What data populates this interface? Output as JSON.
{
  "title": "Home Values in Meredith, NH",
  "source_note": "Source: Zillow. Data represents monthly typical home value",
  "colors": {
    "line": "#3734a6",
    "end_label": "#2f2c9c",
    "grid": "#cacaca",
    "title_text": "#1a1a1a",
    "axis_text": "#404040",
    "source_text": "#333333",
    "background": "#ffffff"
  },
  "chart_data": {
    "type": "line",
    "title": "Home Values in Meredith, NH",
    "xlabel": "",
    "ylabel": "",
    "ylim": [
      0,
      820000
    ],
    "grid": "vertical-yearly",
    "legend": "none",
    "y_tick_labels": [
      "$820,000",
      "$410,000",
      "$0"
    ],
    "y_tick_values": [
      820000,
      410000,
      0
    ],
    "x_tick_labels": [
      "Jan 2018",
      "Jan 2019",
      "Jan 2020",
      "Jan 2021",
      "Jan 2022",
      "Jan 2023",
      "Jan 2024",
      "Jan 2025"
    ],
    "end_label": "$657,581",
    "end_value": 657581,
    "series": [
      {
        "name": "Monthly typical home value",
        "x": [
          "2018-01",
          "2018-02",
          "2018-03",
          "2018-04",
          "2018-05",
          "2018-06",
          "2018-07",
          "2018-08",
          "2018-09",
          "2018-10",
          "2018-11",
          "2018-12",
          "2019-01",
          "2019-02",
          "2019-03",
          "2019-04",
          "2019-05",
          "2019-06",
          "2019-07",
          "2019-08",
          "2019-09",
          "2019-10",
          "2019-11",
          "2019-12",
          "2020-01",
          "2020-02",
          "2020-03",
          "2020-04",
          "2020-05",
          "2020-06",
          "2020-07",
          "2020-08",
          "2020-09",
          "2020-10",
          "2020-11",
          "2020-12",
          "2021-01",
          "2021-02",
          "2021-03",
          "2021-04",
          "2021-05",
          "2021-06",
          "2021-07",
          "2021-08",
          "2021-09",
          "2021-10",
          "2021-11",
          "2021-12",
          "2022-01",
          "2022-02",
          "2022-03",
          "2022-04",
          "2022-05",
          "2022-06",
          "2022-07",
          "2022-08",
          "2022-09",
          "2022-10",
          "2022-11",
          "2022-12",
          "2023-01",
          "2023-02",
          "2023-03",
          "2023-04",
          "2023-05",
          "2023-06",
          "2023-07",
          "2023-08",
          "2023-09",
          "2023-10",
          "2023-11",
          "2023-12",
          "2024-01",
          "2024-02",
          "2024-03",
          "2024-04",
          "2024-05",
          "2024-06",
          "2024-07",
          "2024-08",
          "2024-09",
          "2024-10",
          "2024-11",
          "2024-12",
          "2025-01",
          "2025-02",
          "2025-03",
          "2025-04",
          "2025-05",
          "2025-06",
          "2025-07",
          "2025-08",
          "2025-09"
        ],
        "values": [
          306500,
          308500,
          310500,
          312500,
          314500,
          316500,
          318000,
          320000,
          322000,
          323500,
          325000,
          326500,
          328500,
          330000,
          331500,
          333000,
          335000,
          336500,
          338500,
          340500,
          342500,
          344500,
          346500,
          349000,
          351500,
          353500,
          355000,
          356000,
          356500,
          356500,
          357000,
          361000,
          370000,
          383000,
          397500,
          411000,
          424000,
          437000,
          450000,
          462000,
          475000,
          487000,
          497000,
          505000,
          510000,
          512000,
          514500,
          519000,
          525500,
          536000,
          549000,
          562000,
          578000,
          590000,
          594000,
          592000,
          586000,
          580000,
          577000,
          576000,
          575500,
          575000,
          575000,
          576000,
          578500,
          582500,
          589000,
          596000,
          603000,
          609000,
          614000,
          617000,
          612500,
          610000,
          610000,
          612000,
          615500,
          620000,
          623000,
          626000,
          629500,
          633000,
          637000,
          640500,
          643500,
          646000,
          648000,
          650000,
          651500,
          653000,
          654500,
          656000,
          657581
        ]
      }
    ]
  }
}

────────────────────────────────────────

[PROBLEM DETAILS] Each record above should be output again exactly.

[OUTPUT FOR THIS EXERCISE]
What data populates this interface? Output as JSON.
{
  "title": "Home Values in Meredith, NH",
  "source_note": "Source: Zillow. Data represents monthly typical home value",
  "colors": {
    "line": "#3734a6",
    "end_label": "#2f2c9c",
    "grid": "#cacaca",
    "title_text": "#1a1a1a",
    "axis_text": "#404040",
    "source_text": "#333333",
    "background": "#ffffff"
  },
  "chart_data": {
    "type": "line",
    "title": "Home Values in Meredith, NH",
    "xlabel": "",
    "ylabel": "",
    "ylim": [
      0,
      820000
    ],
    "grid": "vertical-yearly",
    "legend": "none",
    "y_tick_labels": [
      "$820,000",
      "$410,000",
      "$0"
    ],
    "y_tick_values": [
      820000,
      410000,
      0
    ],
    "x_tick_labels": [
      "Jan 2018",
      "Jan 2019",
      "Jan 2020",
      "Jan 2021",
      "Jan 2022",
      "Jan 2023",
      "Jan 2024",
      "Jan 2025"
    ],
    "end_label": "$657,581",
    "end_value": 657581,
    "series": [
      {
        "name": "Monthly typical home value",
        "x": [
          "2018-01",
          "2018-02",
          "2018-03",
          "2018-04",
          "2018-05",
          "2018-06",
          "2018-07",
          "2018-08",
          "2018-09",
          "2018-10",
          "2018-11",
          "2018-12",
          "2019-01",
          "2019-02",
          "2019-03",
          "2019-04",
          "2019-05",
          "2019-06",
          "2019-07",
          "2019-08",
          "2019-09",
          "2019-10",
          "2019-11",
          "2019-12",
          "2020-01",
          "2020-02",
          "2020-03",
          "2020-04",
          "2020-05",
          "2020-06",
          "2020-07",
          "2020-08",
          "2020-09",
          "2020-10",
          "2020-11",
          "2020-12",
          "2021-01",
          "2021-02",
          "2021-03",
          "2021-04",
          "2021-05",
          "2021-06",
          "2021-07",
          "2021-08",
          "2021-09",
          "2021-10",
          "2021-11",
          "2021-12",
          "2022-01",
          "2022-02",
          "2022-03",
          "2022-04",
          "2022-05",
          "2022-06",
          "2022-07",
          "2022-08",
          "2022-09",
          "2022-10",
          "2022-11",
          "2022-12",
          "2023-01",
          "2023-02",
          "2023-03",
          "2023-04",
          "2023-05",
          "2023-06",
          "2023-07",
          "2023-08",
          "2023-09",
          "2023-10",
          "2023-11",
          "2023-12",
          "2024-01",
          "2024-02",
          "2024-03",
          "2024-04",
          "2024-05",
          "2024-06",
          "2024-07",
          "2024-08",
          "2024-09",
          "2024-10",
          "2024-11",
          "2024-12",
          "2025-01",
          "2025-02",
          "2025-03",
          "2025-04",
          "2025-05",
          "2025-06",
          "2025-07",
          "2025-08",
          "2025-09"
        ],
        "values": [
          306500,
          308500,
          310500,
          312500,
          314500,
          316500,
          318000,
          320000,
          322000,
          323500,
          325000,
          326500,
          328500,
          330000,
          331500,
          333000,
          335000,
          336500,
          338500,
          340500,
          342500,
          344500,
          346500,
          349000,
          351500,
          353500,
          355000,
          356000,
          356500,
          356500,
          357000,
          361000,
          370000,
          383000,
          397500,
          411000,
          424000,
          437000,
          450000,
          462000,
          475000,
          487000,
          497000,
          505000,
          510000,
          512000,
          514500,
          519000,
          525500,
          536000,
          549000,
          562000,
          578000,
          590000,
          594000,
          592000,
          586000,
          580000,
          577000,
          576000,
          575500,
          575000,
          575000,
          576000,
          578500,
          582500,
          589000,
          596000,
          603000,
          609000,
          614000,
          617000,
          612500,
          610000,
          610000,
          612000,
          615500,
          620000,
          623000,
          626000,
          629500,
          633000,
          637000,
          640500,
          643500,
          646000,
          648000,
          650000,
          651500,
          653000,
          654500,
          656000,
          657581
        ]
      }
    ]
  }
}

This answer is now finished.